═════ INFORMATION GIVEN ═════

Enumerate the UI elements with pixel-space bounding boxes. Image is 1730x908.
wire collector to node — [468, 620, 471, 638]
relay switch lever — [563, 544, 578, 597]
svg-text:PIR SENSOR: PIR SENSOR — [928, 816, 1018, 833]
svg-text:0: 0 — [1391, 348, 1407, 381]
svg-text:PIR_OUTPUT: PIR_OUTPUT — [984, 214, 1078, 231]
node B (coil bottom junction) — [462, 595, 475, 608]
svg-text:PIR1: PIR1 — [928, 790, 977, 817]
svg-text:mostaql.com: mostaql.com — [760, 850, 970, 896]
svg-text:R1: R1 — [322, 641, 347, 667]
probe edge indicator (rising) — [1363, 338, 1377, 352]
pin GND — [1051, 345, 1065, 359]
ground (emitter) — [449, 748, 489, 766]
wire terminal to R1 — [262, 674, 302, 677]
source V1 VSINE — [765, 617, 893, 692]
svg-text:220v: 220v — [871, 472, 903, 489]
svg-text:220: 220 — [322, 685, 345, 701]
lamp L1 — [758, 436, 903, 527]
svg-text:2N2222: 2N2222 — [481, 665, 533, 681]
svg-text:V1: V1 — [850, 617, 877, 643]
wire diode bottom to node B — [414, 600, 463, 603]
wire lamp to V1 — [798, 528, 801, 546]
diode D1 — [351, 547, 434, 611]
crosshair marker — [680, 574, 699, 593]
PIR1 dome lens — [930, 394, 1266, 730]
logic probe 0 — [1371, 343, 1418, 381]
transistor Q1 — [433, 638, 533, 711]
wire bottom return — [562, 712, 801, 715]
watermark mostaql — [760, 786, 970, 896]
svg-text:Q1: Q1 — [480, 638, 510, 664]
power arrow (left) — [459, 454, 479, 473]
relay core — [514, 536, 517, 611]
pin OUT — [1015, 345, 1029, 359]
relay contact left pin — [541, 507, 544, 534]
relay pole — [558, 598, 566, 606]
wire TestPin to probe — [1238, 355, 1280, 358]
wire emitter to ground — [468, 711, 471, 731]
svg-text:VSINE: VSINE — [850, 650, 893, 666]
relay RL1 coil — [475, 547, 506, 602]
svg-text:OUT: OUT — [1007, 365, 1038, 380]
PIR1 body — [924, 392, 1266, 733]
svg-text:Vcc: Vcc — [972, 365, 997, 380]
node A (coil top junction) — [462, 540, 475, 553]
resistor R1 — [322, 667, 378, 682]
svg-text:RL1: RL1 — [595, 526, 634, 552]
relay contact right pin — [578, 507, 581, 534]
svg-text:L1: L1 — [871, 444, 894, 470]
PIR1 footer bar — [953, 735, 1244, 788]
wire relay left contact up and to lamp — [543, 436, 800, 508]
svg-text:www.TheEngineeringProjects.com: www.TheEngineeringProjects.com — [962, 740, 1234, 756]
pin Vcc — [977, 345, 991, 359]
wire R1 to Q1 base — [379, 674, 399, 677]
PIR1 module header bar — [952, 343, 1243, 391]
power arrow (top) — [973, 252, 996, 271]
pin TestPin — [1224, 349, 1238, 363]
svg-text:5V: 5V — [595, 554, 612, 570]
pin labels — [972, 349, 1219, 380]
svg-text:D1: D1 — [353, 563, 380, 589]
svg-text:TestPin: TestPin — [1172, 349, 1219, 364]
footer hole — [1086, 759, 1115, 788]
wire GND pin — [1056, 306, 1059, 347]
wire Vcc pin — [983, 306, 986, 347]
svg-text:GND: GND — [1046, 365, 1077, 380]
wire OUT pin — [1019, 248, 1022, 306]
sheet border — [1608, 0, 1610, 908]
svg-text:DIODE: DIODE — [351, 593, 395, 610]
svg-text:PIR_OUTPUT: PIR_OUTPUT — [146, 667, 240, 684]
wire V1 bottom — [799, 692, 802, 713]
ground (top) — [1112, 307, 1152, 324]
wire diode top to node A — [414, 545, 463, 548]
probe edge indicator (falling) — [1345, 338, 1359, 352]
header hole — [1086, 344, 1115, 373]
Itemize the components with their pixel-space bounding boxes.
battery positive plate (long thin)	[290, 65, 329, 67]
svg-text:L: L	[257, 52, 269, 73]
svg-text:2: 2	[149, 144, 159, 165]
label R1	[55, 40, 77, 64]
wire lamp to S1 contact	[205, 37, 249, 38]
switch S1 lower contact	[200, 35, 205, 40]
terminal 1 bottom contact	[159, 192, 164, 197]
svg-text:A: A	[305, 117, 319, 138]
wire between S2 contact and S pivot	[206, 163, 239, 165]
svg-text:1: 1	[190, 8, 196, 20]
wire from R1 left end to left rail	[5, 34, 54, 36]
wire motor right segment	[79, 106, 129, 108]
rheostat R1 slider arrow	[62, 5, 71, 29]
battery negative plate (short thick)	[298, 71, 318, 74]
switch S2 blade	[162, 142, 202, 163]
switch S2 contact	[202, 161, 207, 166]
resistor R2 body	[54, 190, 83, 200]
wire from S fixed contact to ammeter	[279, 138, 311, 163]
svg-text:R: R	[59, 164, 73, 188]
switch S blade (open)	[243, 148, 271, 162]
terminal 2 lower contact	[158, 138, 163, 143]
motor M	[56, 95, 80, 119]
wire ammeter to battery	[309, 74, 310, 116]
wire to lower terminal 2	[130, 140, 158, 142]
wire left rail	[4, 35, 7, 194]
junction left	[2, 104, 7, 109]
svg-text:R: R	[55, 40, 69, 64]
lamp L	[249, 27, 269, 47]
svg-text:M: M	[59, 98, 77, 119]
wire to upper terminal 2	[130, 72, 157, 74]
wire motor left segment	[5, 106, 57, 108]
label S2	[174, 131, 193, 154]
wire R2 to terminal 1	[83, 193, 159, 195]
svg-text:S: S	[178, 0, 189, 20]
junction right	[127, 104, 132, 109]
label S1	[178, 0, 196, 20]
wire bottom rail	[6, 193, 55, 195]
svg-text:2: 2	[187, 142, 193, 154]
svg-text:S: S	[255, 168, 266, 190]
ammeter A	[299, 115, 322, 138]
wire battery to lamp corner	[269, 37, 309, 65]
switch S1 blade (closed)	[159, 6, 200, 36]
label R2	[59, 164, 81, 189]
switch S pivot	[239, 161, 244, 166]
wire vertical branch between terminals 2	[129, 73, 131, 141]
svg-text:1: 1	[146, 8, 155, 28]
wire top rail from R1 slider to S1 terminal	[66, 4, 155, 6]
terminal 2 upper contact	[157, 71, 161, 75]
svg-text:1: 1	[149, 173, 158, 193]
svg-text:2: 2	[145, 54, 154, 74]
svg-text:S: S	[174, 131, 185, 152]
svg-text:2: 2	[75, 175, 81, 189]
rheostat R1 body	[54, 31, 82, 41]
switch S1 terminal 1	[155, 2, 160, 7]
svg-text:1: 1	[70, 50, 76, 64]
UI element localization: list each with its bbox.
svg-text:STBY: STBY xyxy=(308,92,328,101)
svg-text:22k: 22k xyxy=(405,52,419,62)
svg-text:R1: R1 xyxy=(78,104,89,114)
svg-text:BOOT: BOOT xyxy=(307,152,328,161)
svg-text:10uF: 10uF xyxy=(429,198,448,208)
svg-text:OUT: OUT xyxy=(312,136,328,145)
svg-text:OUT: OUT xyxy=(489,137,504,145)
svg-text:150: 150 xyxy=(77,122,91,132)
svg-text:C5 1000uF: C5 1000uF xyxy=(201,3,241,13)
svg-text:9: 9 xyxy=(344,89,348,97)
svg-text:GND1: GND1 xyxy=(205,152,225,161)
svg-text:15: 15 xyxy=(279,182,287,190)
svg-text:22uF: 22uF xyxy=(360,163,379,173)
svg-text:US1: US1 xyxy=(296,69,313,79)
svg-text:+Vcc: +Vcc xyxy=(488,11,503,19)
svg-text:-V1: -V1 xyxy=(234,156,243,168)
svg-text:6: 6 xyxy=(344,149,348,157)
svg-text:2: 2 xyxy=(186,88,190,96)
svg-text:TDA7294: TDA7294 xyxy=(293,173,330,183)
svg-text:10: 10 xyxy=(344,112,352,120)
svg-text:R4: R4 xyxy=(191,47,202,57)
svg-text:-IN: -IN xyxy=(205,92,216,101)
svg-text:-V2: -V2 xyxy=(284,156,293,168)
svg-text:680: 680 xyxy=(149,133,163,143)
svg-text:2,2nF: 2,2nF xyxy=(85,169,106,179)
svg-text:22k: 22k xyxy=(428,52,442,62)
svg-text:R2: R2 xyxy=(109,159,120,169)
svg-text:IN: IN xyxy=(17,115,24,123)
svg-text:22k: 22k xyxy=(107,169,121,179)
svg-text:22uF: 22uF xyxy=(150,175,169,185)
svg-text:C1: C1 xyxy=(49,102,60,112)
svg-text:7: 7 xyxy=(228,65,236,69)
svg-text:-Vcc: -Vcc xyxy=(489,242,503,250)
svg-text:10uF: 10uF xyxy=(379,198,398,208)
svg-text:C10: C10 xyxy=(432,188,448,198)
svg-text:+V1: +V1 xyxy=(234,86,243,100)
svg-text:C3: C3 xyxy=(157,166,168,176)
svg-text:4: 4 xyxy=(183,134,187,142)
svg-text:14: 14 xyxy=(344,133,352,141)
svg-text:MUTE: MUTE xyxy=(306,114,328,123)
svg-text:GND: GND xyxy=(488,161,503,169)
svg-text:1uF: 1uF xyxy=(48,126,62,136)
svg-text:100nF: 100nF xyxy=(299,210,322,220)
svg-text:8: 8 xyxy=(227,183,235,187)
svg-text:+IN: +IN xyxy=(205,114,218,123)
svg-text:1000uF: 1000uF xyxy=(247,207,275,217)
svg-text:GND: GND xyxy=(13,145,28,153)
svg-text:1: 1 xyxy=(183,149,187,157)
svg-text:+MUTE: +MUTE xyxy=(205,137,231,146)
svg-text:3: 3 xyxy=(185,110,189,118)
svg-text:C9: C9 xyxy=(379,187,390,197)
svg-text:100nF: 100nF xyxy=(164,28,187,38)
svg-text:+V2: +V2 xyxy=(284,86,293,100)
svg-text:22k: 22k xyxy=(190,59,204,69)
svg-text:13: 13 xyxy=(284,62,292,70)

═════

**WORK TO DO:** Copy the entries from the first line up to and including the line with "source V1 VSINE — [765, 617, 893, 692]", changing every "wire" to "lead" and keeping everything else the same.

**EXERCISE SOLUTION:**
Enumerate the UI elements with pixel-space bounding boxes. Image is 1730x908.
lead collector to node — [468, 620, 471, 638]
relay switch lever — [563, 544, 578, 597]
svg-text:PIR SENSOR: PIR SENSOR — [928, 816, 1018, 833]
svg-text:0: 0 — [1391, 348, 1407, 381]
svg-text:PIR_OUTPUT: PIR_OUTPUT — [984, 214, 1078, 231]
node B (coil bottom junction) — [462, 595, 475, 608]
svg-text:PIR1: PIR1 — [928, 790, 977, 817]
svg-text:mostaql.com: mostaql.com — [760, 850, 970, 896]
svg-text:R1: R1 — [322, 641, 347, 667]
probe edge indicator (rising) — [1363, 338, 1377, 352]
pin GND — [1051, 345, 1065, 359]
ground (emitter) — [449, 748, 489, 766]
lead terminal to R1 — [262, 674, 302, 677]
source V1 VSINE — [765, 617, 893, 692]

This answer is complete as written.